## Task details
Output each entry verbatim and exclude every picture from it.

Dataset records
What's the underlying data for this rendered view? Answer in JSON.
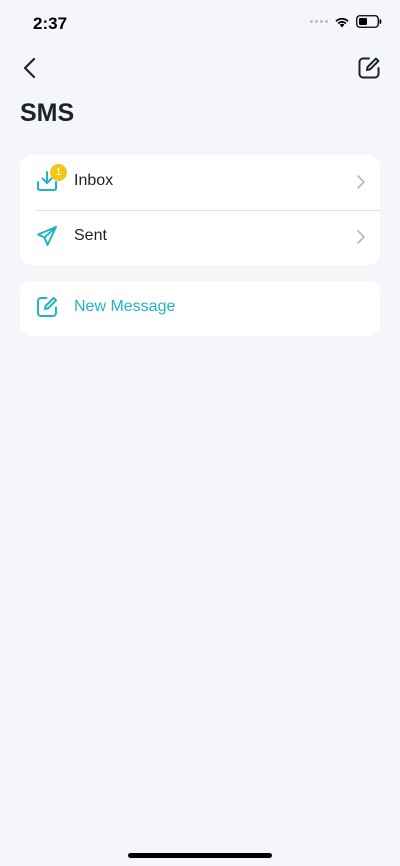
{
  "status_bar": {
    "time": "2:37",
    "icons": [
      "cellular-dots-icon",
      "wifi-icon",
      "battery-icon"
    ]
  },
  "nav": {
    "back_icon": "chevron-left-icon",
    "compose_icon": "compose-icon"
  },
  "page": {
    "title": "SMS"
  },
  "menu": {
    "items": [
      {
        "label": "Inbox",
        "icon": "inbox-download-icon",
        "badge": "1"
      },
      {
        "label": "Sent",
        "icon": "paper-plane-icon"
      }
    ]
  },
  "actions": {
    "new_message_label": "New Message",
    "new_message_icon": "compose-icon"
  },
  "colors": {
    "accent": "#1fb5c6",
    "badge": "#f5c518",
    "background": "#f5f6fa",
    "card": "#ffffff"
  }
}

## Final result
What's the underlying data for this rendered view? Answer in JSON.
{
  "status_bar": {
    "time": "2:37",
    "icons": [
      "cellular-dots-icon",
      "wifi-icon",
      "battery-icon"
    ]
  },
  "nav": {
    "back_icon": "chevron-left-icon",
    "compose_icon": "compose-icon"
  },
  "page": {
    "title": "SMS"
  },
  "menu": {
    "items": [
      {
        "label": "Inbox",
        "icon": "inbox-download-icon",
        "badge": "1"
      },
      {
        "label": "Sent",
        "icon": "paper-plane-icon"
      }
    ]
  },
  "actions": {
    "new_message_label": "New Message",
    "new_message_icon": "compose-icon"
  },
  "colors": {
    "accent": "#1fb5c6",
    "badge": "#f5c518",
    "background": "#f5f6fa",
    "card": "#ffffff"
  }
}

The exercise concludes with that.